======== Data provided

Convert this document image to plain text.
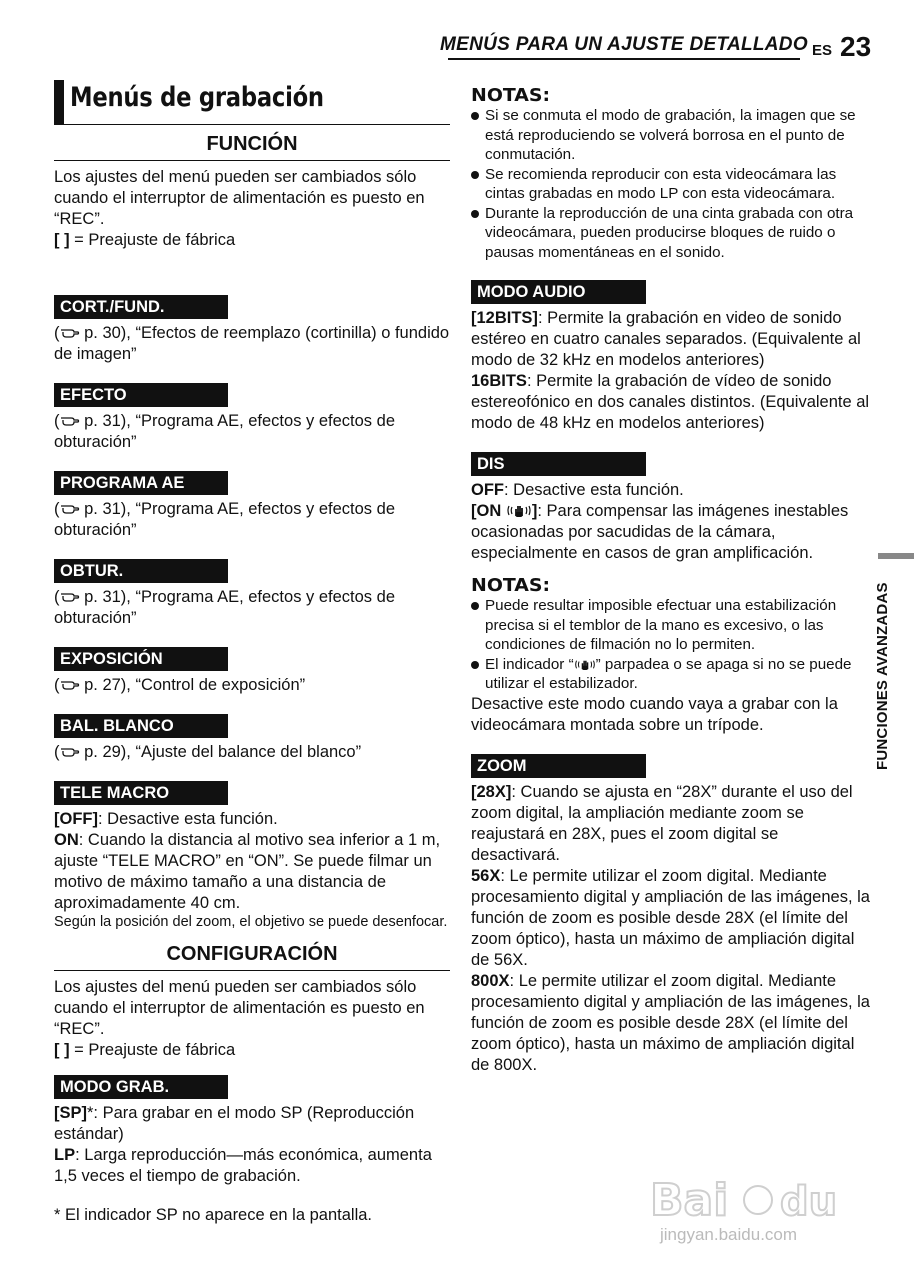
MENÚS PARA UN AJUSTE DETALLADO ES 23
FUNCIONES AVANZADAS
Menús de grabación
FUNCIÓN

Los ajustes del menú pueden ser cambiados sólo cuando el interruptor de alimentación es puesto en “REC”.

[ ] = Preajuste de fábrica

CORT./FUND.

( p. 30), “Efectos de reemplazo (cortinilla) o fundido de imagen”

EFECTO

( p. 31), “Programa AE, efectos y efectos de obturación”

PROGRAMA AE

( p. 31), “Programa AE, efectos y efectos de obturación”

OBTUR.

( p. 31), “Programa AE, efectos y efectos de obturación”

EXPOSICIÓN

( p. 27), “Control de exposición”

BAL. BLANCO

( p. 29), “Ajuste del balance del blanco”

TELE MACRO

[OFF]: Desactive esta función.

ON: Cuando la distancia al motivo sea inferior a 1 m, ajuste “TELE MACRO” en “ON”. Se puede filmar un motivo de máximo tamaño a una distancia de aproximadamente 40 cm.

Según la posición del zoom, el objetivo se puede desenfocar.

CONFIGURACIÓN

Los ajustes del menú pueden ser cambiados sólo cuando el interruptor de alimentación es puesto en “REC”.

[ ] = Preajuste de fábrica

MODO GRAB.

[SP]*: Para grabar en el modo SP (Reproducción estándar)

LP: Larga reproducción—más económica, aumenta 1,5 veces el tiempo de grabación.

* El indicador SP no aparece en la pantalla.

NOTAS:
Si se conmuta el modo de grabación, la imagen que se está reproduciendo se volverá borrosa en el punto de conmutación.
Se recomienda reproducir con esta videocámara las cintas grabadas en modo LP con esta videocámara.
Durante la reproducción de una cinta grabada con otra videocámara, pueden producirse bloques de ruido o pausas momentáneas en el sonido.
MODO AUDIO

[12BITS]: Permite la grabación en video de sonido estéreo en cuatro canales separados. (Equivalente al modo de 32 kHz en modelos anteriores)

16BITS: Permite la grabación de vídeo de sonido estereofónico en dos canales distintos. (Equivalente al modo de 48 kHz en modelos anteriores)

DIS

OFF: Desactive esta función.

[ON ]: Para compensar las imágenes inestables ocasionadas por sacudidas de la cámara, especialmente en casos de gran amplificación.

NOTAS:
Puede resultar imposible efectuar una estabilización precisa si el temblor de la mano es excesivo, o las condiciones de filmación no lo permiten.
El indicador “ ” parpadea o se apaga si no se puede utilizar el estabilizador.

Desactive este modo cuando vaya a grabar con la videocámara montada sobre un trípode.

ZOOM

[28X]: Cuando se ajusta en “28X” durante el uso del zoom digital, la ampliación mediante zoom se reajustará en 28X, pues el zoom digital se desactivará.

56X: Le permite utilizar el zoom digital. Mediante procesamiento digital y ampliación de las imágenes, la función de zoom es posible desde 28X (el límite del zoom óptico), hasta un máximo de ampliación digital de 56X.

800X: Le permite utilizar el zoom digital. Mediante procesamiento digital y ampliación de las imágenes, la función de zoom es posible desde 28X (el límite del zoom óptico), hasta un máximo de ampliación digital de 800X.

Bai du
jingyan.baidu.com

================

Once the pictures are dropped, please print every remaining line of the material verbatim.

__Result for this exercise__.
Convert this document image to plain text.
MENÚS PARA UN AJUSTE DETALLADO ES 23
FUNCIONES AVANZADAS
Menús de grabación
FUNCIÓN

Los ajustes del menú pueden ser cambiados sólo cuando el interruptor de alimentación es puesto en “REC”.

[ ] = Preajuste de fábrica

CORT./FUND.

( p. 30), “Efectos de reemplazo (cortinilla) o fundido de imagen”

EFECTO

( p. 31), “Programa AE, efectos y efectos de obturación”

PROGRAMA AE

( p. 31), “Programa AE, efectos y efectos de obturación”

OBTUR.

( p. 31), “Programa AE, efectos y efectos de obturación”

EXPOSICIÓN

( p. 27), “Control de exposición”

BAL. BLANCO

( p. 29), “Ajuste del balance del blanco”

TELE MACRO

[OFF]: Desactive esta función.

ON: Cuando la distancia al motivo sea inferior a 1 m, ajuste “TELE MACRO” en “ON”. Se puede filmar un motivo de máximo tamaño a una distancia de aproximadamente 40 cm.

Según la posición del zoom, el objetivo se puede desenfocar.

CONFIGURACIÓN

Los ajustes del menú pueden ser cambiados sólo cuando el interruptor de alimentación es puesto en “REC”.

[ ] = Preajuste de fábrica

MODO GRAB.

[SP]*: Para grabar en el modo SP (Reproducción estándar)

LP: Larga reproducción—más económica, aumenta 1,5 veces el tiempo de grabación.

* El indicador SP no aparece en la pantalla.

NOTAS:
Si se conmuta el modo de grabación, la imagen que se está reproduciendo se volverá borrosa en el punto de conmutación.
Se recomienda reproducir con esta videocámara las cintas grabadas en modo LP con esta videocámara.
Durante la reproducción de una cinta grabada con otra videocámara, pueden producirse bloques de ruido o pausas momentáneas en el sonido.
MODO AUDIO

[12BITS]: Permite la grabación en video de sonido estéreo en cuatro canales separados. (Equivalente al modo de 32 kHz en modelos anteriores)

16BITS: Permite la grabación de vídeo de sonido estereofónico en dos canales distintos. (Equivalente al modo de 48 kHz en modelos anteriores)

DIS

OFF: Desactive esta función.

[ON ]: Para compensar las imágenes inestables ocasionadas por sacudidas de la cámara, especialmente en casos de gran amplificación.

NOTAS:
Puede resultar imposible efectuar una estabilización precisa si el temblor de la mano es excesivo, o las condiciones de filmación no lo permiten.
El indicador “ ” parpadea o se apaga si no se puede utilizar el estabilizador.

Desactive este modo cuando vaya a grabar con la videocámara montada sobre un trípode.

ZOOM

[28X]: Cuando se ajusta en “28X” durante el uso del zoom digital, la ampliación mediante zoom se reajustará en 28X, pues el zoom digital se desactivará.

56X: Le permite utilizar el zoom digital. Mediante procesamiento digital y ampliación de las imágenes, la función de zoom es posible desde 28X (el límite del zoom óptico), hasta un máximo de ampliación digital de 56X.

800X: Le permite utilizar el zoom digital. Mediante procesamiento digital y ampliación de las imágenes, la función de zoom es posible desde 28X (el límite del zoom óptico), hasta un máximo de ampliación digital de 800X.

Bai du
jingyan.baidu.com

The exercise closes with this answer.